Short exercise | Tally the lines in the data that follows that include the word "templates", and report nothing but the total.

Raw records |
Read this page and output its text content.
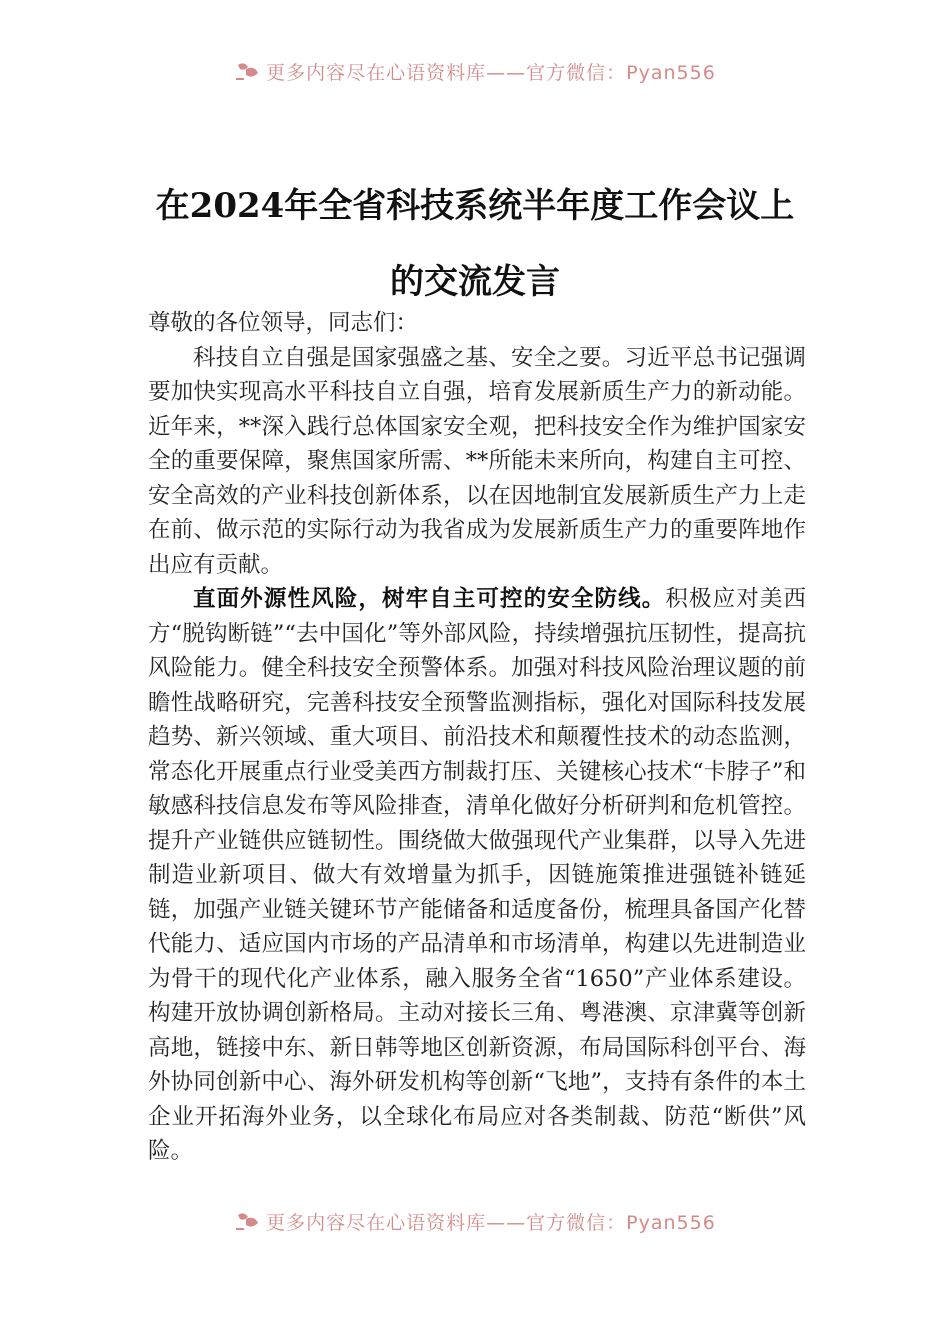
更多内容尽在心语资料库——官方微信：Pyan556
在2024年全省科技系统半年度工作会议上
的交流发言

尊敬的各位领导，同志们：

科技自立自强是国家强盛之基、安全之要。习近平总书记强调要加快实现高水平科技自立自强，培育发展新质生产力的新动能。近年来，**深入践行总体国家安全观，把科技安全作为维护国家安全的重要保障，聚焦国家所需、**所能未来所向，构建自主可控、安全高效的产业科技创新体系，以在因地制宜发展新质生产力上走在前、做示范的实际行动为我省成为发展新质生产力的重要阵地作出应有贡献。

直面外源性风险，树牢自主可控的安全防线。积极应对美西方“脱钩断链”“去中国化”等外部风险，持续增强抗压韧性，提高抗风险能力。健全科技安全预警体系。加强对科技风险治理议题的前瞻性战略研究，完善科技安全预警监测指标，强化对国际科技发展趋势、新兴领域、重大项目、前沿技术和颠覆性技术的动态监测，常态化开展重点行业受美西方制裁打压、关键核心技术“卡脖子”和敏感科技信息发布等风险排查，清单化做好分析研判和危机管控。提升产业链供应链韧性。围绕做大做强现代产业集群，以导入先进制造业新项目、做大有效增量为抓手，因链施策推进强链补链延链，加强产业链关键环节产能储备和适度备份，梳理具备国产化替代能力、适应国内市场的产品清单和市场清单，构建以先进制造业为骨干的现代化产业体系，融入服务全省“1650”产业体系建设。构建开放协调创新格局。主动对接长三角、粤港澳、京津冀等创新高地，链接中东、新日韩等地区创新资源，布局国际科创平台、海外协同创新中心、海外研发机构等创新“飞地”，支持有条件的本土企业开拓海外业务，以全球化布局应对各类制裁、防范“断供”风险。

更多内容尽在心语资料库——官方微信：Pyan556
...
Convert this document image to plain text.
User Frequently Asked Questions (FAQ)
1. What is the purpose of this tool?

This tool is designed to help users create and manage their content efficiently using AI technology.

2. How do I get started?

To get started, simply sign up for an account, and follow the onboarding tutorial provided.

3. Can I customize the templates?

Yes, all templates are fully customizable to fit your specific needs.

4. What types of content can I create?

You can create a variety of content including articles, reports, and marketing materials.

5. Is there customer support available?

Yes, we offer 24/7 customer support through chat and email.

Answer to the exercise | 2